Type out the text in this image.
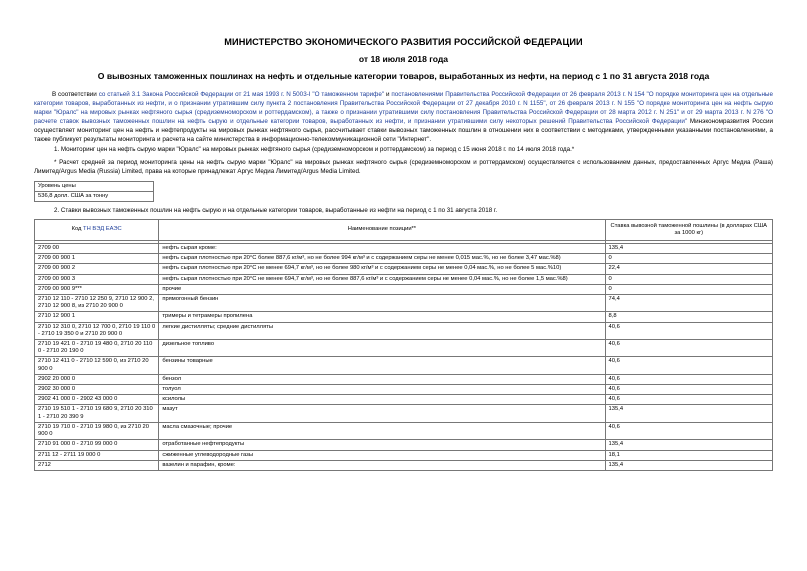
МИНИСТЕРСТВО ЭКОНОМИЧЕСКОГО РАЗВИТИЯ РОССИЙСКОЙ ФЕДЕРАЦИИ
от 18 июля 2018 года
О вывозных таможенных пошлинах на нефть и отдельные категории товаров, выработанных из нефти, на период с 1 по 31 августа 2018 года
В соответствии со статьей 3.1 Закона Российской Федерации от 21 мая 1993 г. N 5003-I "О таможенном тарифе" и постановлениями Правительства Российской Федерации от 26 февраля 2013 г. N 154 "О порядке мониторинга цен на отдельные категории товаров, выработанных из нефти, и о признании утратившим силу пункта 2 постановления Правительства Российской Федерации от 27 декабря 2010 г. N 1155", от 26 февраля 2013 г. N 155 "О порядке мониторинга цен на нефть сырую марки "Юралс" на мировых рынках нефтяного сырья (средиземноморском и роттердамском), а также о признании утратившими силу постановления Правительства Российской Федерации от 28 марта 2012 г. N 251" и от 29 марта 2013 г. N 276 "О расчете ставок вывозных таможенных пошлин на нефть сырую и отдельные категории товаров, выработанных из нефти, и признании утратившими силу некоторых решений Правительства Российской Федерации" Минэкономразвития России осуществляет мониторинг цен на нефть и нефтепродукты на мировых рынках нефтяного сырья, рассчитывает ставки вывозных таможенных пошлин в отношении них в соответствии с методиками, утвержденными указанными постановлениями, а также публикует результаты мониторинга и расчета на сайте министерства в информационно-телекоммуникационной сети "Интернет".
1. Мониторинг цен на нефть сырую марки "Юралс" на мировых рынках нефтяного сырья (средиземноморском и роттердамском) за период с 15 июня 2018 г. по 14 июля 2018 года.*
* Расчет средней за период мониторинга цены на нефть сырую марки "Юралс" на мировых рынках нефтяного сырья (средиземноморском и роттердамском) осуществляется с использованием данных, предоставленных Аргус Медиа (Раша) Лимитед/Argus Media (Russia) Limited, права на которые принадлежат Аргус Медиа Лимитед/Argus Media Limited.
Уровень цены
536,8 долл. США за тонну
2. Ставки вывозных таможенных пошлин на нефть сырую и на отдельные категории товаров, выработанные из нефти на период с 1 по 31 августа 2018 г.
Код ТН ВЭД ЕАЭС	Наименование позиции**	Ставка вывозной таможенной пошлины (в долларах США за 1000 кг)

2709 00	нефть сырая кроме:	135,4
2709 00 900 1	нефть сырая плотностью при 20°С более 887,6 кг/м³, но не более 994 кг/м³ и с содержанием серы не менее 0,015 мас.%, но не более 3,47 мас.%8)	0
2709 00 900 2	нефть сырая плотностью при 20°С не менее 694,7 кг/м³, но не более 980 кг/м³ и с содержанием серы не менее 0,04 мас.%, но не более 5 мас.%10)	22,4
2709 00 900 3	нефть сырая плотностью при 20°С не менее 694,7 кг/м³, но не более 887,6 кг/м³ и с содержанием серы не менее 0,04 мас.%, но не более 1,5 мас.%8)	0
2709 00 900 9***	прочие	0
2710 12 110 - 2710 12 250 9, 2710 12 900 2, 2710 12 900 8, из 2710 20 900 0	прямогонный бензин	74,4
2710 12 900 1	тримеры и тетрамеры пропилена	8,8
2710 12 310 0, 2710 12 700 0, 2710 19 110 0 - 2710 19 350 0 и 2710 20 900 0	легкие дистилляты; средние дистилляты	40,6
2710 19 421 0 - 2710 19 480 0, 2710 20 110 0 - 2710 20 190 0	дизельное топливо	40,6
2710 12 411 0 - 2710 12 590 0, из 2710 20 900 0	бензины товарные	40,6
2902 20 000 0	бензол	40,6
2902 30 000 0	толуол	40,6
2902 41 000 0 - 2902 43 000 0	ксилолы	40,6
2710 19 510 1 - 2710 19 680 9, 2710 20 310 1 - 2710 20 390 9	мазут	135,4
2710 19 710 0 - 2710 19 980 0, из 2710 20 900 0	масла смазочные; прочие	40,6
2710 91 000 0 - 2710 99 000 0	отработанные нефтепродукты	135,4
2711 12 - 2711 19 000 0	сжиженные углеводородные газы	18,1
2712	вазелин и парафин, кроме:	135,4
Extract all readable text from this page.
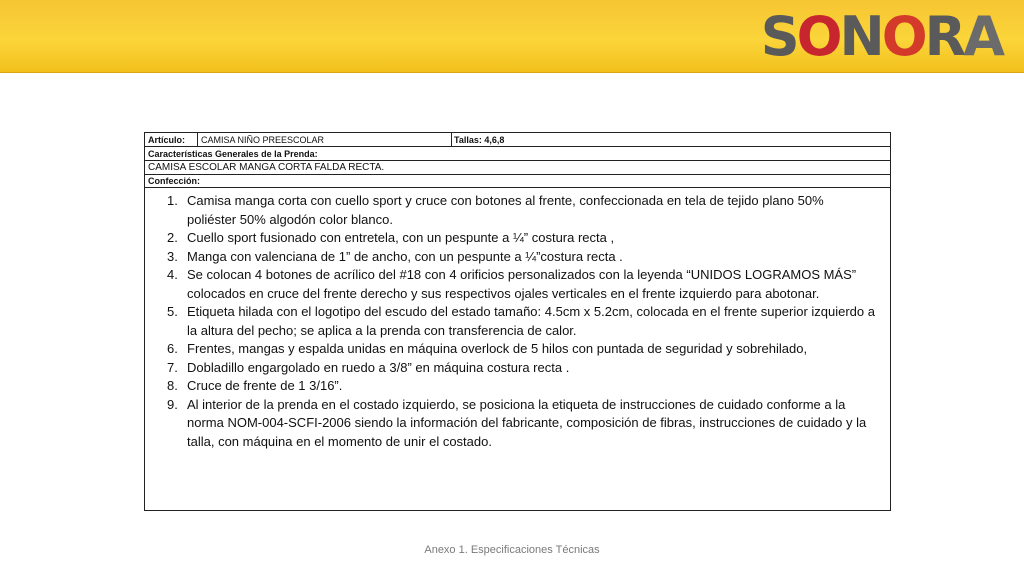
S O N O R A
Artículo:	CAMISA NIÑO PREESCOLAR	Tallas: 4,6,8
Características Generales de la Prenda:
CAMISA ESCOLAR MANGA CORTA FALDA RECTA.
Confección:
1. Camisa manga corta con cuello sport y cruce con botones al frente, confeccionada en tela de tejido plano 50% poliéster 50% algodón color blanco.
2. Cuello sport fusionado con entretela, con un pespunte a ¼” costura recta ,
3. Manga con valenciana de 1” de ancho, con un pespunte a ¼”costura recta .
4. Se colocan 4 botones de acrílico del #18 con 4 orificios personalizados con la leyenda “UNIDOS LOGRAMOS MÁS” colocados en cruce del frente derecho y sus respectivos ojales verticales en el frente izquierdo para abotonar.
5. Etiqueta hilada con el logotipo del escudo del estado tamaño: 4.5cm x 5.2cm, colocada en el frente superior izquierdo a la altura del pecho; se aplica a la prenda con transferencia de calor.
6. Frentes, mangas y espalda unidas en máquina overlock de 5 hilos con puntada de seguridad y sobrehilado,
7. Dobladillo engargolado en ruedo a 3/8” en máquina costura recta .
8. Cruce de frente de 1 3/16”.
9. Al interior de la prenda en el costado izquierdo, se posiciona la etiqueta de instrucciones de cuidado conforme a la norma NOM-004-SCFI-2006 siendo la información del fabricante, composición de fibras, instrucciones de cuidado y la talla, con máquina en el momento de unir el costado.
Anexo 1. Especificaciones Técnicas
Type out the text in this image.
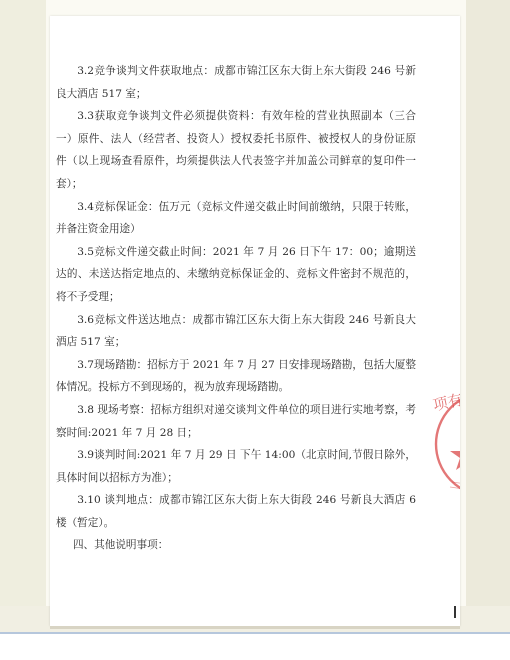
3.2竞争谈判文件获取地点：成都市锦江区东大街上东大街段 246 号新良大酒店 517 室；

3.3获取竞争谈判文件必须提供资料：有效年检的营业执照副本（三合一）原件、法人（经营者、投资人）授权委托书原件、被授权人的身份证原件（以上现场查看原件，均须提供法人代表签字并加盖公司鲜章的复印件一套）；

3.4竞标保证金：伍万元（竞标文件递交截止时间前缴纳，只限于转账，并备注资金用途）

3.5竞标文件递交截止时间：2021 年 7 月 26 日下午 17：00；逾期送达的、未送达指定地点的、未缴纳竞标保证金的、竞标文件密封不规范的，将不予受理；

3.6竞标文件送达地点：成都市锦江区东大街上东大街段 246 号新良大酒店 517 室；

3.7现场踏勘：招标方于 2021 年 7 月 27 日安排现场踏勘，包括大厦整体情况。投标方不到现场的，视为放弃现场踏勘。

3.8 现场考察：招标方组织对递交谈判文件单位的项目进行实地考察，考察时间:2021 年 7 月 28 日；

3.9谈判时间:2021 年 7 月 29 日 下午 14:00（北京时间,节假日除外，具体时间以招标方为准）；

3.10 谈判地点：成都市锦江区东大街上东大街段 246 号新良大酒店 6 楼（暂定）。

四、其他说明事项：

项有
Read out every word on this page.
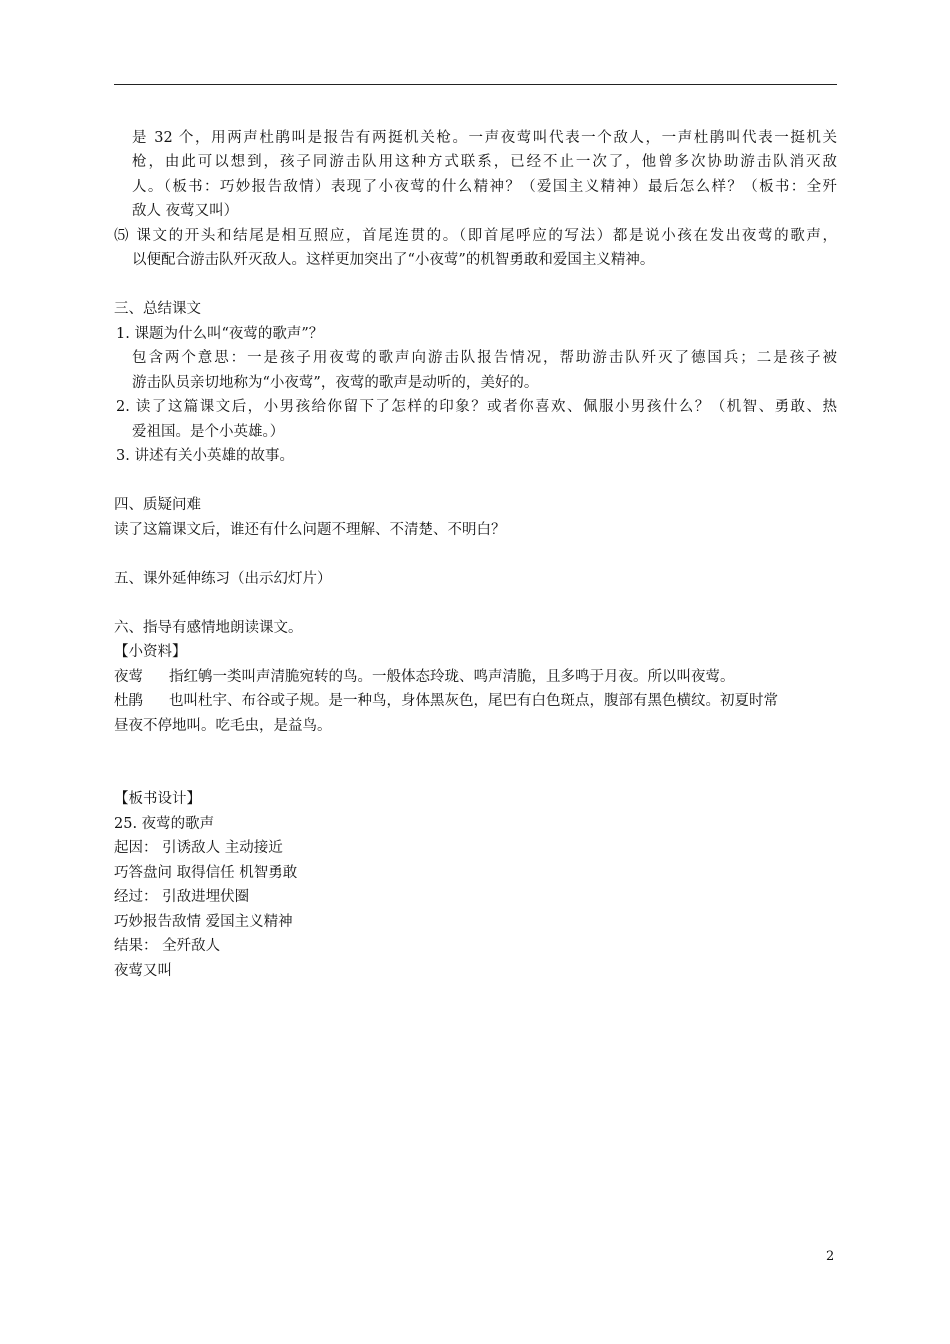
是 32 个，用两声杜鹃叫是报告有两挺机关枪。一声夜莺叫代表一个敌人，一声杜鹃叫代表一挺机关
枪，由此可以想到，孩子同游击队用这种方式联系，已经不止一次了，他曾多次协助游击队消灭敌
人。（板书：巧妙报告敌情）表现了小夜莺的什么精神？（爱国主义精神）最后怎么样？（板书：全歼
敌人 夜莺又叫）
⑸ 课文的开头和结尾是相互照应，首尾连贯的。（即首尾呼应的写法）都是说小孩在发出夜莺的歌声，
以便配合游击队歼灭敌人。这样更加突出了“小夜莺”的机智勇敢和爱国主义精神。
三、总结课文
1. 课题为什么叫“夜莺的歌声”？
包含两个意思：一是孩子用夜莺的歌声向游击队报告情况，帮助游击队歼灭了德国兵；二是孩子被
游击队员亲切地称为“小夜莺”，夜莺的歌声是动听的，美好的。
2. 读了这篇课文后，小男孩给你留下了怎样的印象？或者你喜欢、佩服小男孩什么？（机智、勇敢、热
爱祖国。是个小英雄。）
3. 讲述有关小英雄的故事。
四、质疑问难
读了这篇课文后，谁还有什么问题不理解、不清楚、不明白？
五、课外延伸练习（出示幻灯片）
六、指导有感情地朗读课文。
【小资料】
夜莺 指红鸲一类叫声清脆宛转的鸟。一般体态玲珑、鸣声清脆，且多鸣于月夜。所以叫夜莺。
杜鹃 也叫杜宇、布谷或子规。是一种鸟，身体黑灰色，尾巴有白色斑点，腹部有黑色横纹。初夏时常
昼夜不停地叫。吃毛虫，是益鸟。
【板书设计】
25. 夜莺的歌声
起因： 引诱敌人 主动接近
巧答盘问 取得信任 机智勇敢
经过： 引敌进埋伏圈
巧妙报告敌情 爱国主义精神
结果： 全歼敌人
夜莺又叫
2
☆ ☆ ☆ ☆ ☆
* _Task goal_: Which lines hold the string "botones"? List them all.

* _Solution for this task_:
1. Camisa manga corta con cuello sport y cruce con botones al frente, confeccionada en tela de tejido plano 50% poliéster 50% algodón color blanco.
4. Se colocan 4 botones de acrílico del #18 con 4 orificios personalizados con la leyenda “UNIDOS LOGRAMOS MÁS” colocados en cruce del frente derecho y sus respectivos ojales verticales en el frente izquierdo para abotonar.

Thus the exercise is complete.